### The exercise
Count the lines below that include the word "Overall" and write that number alone.

### Entries taken from a collection
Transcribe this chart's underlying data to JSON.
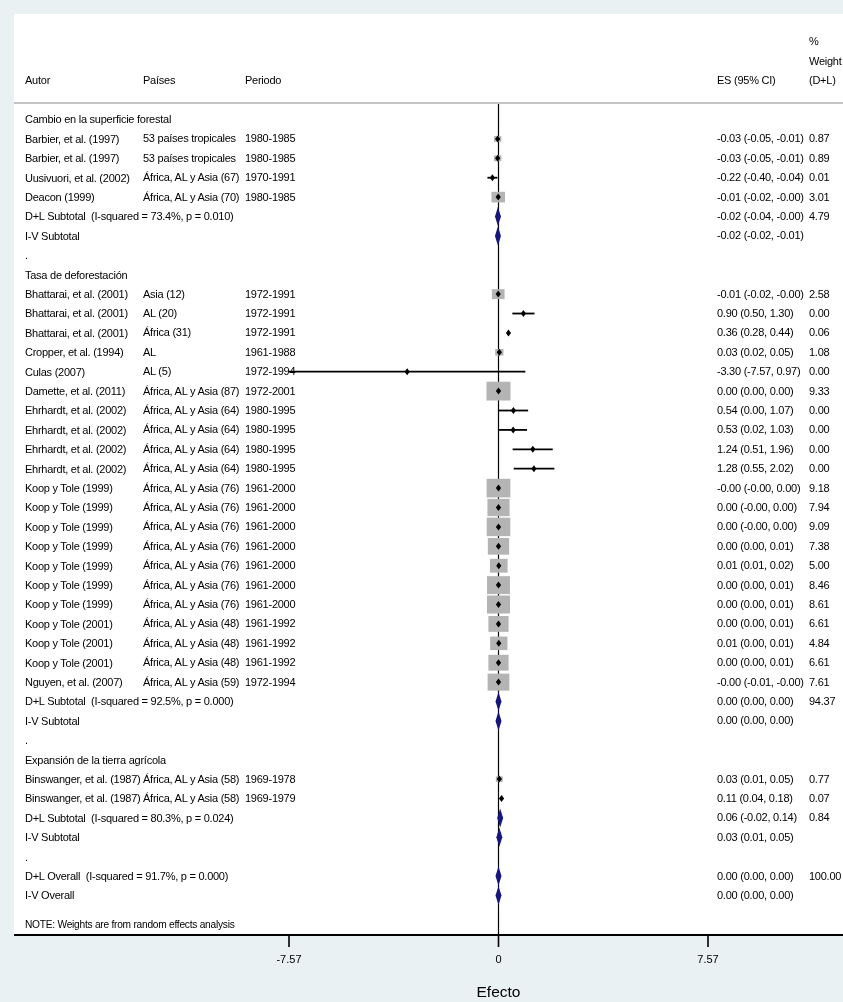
{
  "chart_data": {
    "type": "scatter",
    "orientation": "horizontal",
    "xlabel": "Efecto",
    "categories": [
      "Cambio en la superficie forestal",
      "Barbier, et al. (1997)",
      "Barbier, et al. (1997)",
      "Uusivuori, et al. (2002)",
      "Deacon (1999)",
      "D+L Subtotal  (I-squared = 73.4%, p = 0.010)",
      "I-V Subtotal",
      ".",
      "Tasa de deforestación",
      "Bhattarai, et al. (2001)",
      "Bhattarai, et al. (2001)",
      "Bhattarai, et al. (2001)",
      "Cropper, et al. (1994)",
      "Culas (2007)",
      "Damette, et al. (2011)",
      "Ehrhardt, et al. (2002)",
      "Ehrhardt, et al. (2002)",
      "Ehrhardt, et al. (2002)",
      "Ehrhardt, et al. (2002)",
      "Koop y Tole (1999)",
      "Koop y Tole (1999)",
      "Koop y Tole (1999)",
      "Koop y Tole (1999)",
      "Koop y Tole (1999)",
      "Koop y Tole (1999)",
      "Koop y Tole (1999)",
      "Koop y Tole (2001)",
      "Koop y Tole (2001)",
      "Koop y Tole (2001)",
      "Nguyen, et al. (2007)",
      "D+L Subtotal  (I-squared = 92.5%, p = 0.000)",
      "I-V Subtotal",
      ".",
      "Expansión de la tierra agrícola",
      "Binswanger, et al. (1987)",
      "Binswanger, et al. (1987)",
      "D+L Subtotal  (I-squared = 80.3%, p = 0.024)",
      "I-V Subtotal",
      ".",
      "D+L Overall  (I-squared = 91.7%, p = 0.000)",
      "I-V Overall"
    ],
    "xlim": [
      -7.57,
      7.57
    ],
    "xticks": [
      -7.57,
      0,
      7.57
    ],
    "ref_lines": [
      {
        "axis": "x",
        "value": 0,
        "color": "#000000"
      }
    ],
    "annotations": [
      "Autor",
      "Países",
      "Periodo",
      "ES (95% CI)",
      "% Weight (D+L)",
      "NOTE: Weights are from random effects analysis",
      "53 países tropicales",
      "1980-1985",
      "-0.03 (-0.05, -0.01)",
      "0.87",
      "53 países tropicales",
      "1980-1985",
      "-0.03 (-0.05, -0.01)",
      "0.89",
      "África, AL y Asia (67)",
      "1970-1991",
      "-0.22 (-0.40, -0.04)",
      "0.01",
      "África, AL y Asia (70)",
      "1980-1985",
      "-0.01 (-0.02, -0.00)",
      "3.01",
      "-0.02 (-0.04, -0.00)",
      "4.79",
      "-0.02 (-0.02, -0.01)",
      "Asia (12)",
      "1972-1991",
      "-0.01 (-0.02, -0.00)",
      "2.58",
      "AL (20)",
      "1972-1991",
      "0.90 (0.50, 1.30)",
      "0.00",
      "África (31)",
      "1972-1991",
      "0.36 (0.28, 0.44)",
      "0.06",
      "AL",
      "1961-1988",
      "0.03 (0.02, 0.05)",
      "1.08",
      "AL (5)",
      "1972-1994",
      "-3.30 (-7.57, 0.97)",
      "0.00",
      "África, AL y Asia (87)",
      "1972-2001",
      "0.00 (0.00, 0.00)",
      "9.33",
      "África, AL y Asia (64)",
      "1980-1995",
      "0.54 (0.00, 1.07)",
      "0.00",
      "África, AL y Asia (64)",
      "1980-1995",
      "0.53 (0.02, 1.03)",
      "0.00",
      "África, AL y Asia (64)",
      "1980-1995",
      "1.24 (0.51, 1.96)",
      "0.00",
      "África, AL y Asia (64)",
      "1980-1995",
      "1.28 (0.55, 2.02)",
      "0.00",
      "África, AL y Asia (76)",
      "1961-2000",
      "-0.00 (-0.00, 0.00)",
      "9.18",
      "África, AL y Asia (76)",
      "1961-2000",
      "0.00 (-0.00, 0.00)",
      "7.94",
      "África, AL y Asia (76)",
      "1961-2000",
      "0.00 (-0.00, 0.00)",
      "9.09",
      "África, AL y Asia (76)",
      "1961-2000",
      "0.00 (0.00, 0.01)",
      "7.38",
      "África, AL y Asia (76)",
      "1961-2000",
      "0.01 (0.01, 0.02)",
      "5.00",
      "África, AL y Asia (76)",
      "1961-2000",
      "0.00 (0.00, 0.01)",
      "8.46",
      "África, AL y Asia (76)",
      "1961-2000",
      "0.00 (0.00, 0.01)",
      "8.61",
      "África, AL y Asia (48)",
      "1961-1992",
      "0.00 (0.00, 0.01)",
      "6.61",
      "África, AL y Asia (48)",
      "1961-1992",
      "0.01 (0.00, 0.01)",
      "4.84",
      "África, AL y Asia (48)",
      "1961-1992",
      "0.00 (0.00, 0.01)",
      "6.61",
      "África, AL y Asia (59)",
      "1972-1994",
      "-0.00 (-0.01, -0.00)",
      "7.61",
      "0.00 (0.00, 0.00)",
      "94.37",
      "0.00 (0.00, 0.00)",
      "África, AL y Asia (58)",
      "1969-1978",
      "0.03 (0.01, 0.05)",
      "0.77",
      "África, AL y Asia (58)",
      "1969-1979",
      "0.11 (0.04, 0.18)",
      "0.07",
      "0.06 (-0.02, 0.14)",
      "0.84",
      "0.03 (0.01, 0.05)",
      "0.00 (0.00, 0.00)",
      "100.00",
      "0.00 (0.00, 0.00)"
    ],
    "series": [
      {
        "type": "bubble",
        "marker": "square",
        "color": "#b4b4b4",
        "values": [
          null,
          -0.03,
          -0.03,
          null,
          -0.01,
          null,
          null,
          null,
          null,
          -0.01,
          null,
          null,
          0.03,
          null,
          0,
          null,
          null,
          null,
          null,
          0,
          0,
          0,
          0,
          0.01,
          0,
          0,
          0,
          0.01,
          0,
          0,
          null,
          null,
          null,
          null,
          0.03,
          null,
          null,
          null,
          null,
          null,
          null
        ],
        "sizes": [
          null,
          0.093,
          0.095,
          null,
          0.32,
          null,
          null,
          null,
          null,
          0.28,
          null,
          null,
          0.12,
          null,
          1,
          null,
          null,
          null,
          null,
          0.98,
          0.85,
          0.97,
          0.79,
          0.54,
          0.91,
          0.92,
          0.71,
          0.52,
          0.71,
          0.82,
          null,
          null,
          null,
          null,
          0.083,
          null,
          null,
          null,
          null,
          null,
          null
        ]
      },
      {
        "type": "scatter",
        "marker": "diamond",
        "color": "#000000",
        "values": [
          null,
          -0.03,
          -0.03,
          -0.22,
          -0.01,
          null,
          null,
          null,
          null,
          -0.01,
          0.9,
          0.36,
          0.03,
          -3.3,
          0,
          0.54,
          0.53,
          1.24,
          1.28,
          0,
          0,
          0,
          0,
          0.01,
          0,
          0,
          0,
          0.01,
          0,
          0,
          null,
          null,
          null,
          null,
          0.03,
          0.11,
          null,
          null,
          null,
          null,
          null
        ],
        "errors": [
          null,
          null,
          null,
          [
            -0.4,
            -0.04
          ],
          null,
          null,
          null,
          null,
          null,
          null,
          [
            0.5,
            1.3
          ],
          null,
          null,
          [
            -7.57,
            0.97
          ],
          null,
          [
            0,
            1.07
          ],
          [
            0.02,
            1.03
          ],
          [
            0.51,
            1.96
          ],
          [
            0.55,
            2.02
          ],
          null,
          null,
          null,
          null,
          null,
          null,
          null,
          null,
          null,
          null,
          null,
          null,
          null,
          null,
          null,
          null,
          null,
          null,
          null,
          null,
          null,
          null
        ]
      },
      {
        "type": "scatter",
        "marker": "diamond",
        "color": "#16167a",
        "values": [
          null,
          null,
          null,
          null,
          null,
          -0.02,
          null,
          null,
          null,
          null,
          null,
          null,
          null,
          null,
          null,
          null,
          null,
          null,
          null,
          null,
          null,
          null,
          null,
          null,
          null,
          null,
          null,
          null,
          null,
          null,
          0,
          null,
          null,
          null,
          null,
          null,
          0.06,
          null,
          null,
          0,
          null
        ]
      },
      {
        "type": "scatter",
        "marker": "diamond",
        "color": "#16167a",
        "values": [
          null,
          null,
          null,
          null,
          null,
          null,
          -0.02,
          null,
          null,
          null,
          null,
          null,
          null,
          null,
          null,
          null,
          null,
          null,
          null,
          null,
          null,
          null,
          null,
          null,
          null,
          null,
          null,
          null,
          null,
          null,
          null,
          0,
          null,
          null,
          null,
          null,
          null,
          0.03,
          null,
          null,
          0
        ]
      }
    ]
  }
}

### Written answer
2